Start of THE DATA
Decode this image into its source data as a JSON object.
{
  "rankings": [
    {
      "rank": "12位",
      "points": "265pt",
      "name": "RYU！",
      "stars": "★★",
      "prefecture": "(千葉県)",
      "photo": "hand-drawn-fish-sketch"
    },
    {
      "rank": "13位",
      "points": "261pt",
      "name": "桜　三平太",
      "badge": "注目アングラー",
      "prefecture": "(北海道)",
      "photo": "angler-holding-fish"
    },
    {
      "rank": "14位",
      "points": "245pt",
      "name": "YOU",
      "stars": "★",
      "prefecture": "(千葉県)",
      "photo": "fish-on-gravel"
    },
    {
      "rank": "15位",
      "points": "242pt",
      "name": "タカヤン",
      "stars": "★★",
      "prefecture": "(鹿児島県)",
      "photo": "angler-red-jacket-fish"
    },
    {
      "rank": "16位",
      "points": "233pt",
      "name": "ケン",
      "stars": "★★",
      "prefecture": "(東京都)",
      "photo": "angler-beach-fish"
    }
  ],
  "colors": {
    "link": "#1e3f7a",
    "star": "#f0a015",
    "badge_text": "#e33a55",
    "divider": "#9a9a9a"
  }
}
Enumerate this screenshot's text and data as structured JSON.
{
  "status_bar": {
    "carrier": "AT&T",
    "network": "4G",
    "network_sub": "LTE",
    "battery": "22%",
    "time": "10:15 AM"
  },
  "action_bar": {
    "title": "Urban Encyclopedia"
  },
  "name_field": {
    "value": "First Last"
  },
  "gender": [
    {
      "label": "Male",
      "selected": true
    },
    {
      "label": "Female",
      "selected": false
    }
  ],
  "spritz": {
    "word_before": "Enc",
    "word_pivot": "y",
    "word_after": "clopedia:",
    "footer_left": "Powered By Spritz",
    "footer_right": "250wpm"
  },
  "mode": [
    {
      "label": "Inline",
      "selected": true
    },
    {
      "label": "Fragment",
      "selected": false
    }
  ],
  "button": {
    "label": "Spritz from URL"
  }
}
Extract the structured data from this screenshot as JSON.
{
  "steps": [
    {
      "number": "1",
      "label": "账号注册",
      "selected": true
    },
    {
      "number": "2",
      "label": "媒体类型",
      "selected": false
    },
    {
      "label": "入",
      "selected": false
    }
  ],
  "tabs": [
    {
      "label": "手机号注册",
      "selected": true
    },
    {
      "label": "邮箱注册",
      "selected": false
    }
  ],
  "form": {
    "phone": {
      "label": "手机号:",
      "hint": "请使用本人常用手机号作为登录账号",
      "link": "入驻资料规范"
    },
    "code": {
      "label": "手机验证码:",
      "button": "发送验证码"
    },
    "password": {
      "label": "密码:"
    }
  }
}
End of THE DATA
The records above need to be transcribed in full. Keep every character unchanged.

Decode this image into its source data as a JSON object.
{
  "rankings": [
    {
      "rank": "12位",
      "points": "265pt",
      "name": "RYU！",
      "stars": "★★",
      "prefecture": "(千葉県)",
      "photo": "hand-drawn-fish-sketch"
    },
    {
      "rank": "13位",
      "points": "261pt",
      "name": "桜　三平太",
      "badge": "注目アングラー",
      "prefecture": "(北海道)",
      "photo": "angler-holding-fish"
    },
    {
      "rank": "14位",
      "points": "245pt",
      "name": "YOU",
      "stars": "★",
      "prefecture": "(千葉県)",
      "photo": "fish-on-gravel"
    },
    {
      "rank": "15位",
      "points": "242pt",
      "name": "タカヤン",
      "stars": "★★",
      "prefecture": "(鹿児島県)",
      "photo": "angler-red-jacket-fish"
    },
    {
      "rank": "16位",
      "points": "233pt",
      "name": "ケン",
      "stars": "★★",
      "prefecture": "(東京都)",
      "photo": "angler-beach-fish"
    }
  ],
  "colors": {
    "link": "#1e3f7a",
    "star": "#f0a015",
    "badge_text": "#e33a55",
    "divider": "#9a9a9a"
  }
}
Enumerate this screenshot's text and data as structured JSON.
{
  "status_bar": {
    "carrier": "AT&T",
    "network": "4G",
    "network_sub": "LTE",
    "battery": "22%",
    "time": "10:15 AM"
  },
  "action_bar": {
    "title": "Urban Encyclopedia"
  },
  "name_field": {
    "value": "First Last"
  },
  "gender": [
    {
      "label": "Male",
      "selected": true
    },
    {
      "label": "Female",
      "selected": false
    }
  ],
  "spritz": {
    "word_before": "Enc",
    "word_pivot": "y",
    "word_after": "clopedia:",
    "footer_left": "Powered By Spritz",
    "footer_right": "250wpm"
  },
  "mode": [
    {
      "label": "Inline",
      "selected": true
    },
    {
      "label": "Fragment",
      "selected": false
    }
  ],
  "button": {
    "label": "Spritz from URL"
  }
}
Extract the structured data from this screenshot as JSON.
{
  "steps": [
    {
      "number": "1",
      "label": "账号注册",
      "selected": true
    },
    {
      "number": "2",
      "label": "媒体类型",
      "selected": false
    },
    {
      "label": "入",
      "selected": false
    }
  ],
  "tabs": [
    {
      "label": "手机号注册",
      "selected": true
    },
    {
      "label": "邮箱注册",
      "selected": false
    }
  ],
  "form": {
    "phone": {
      "label": "手机号:",
      "hint": "请使用本人常用手机号作为登录账号",
      "link": "入驻资料规范"
    },
    "code": {
      "label": "手机验证码:",
      "button": "发送验证码"
    },
    "password": {
      "label": "密码:"
    }
  }
}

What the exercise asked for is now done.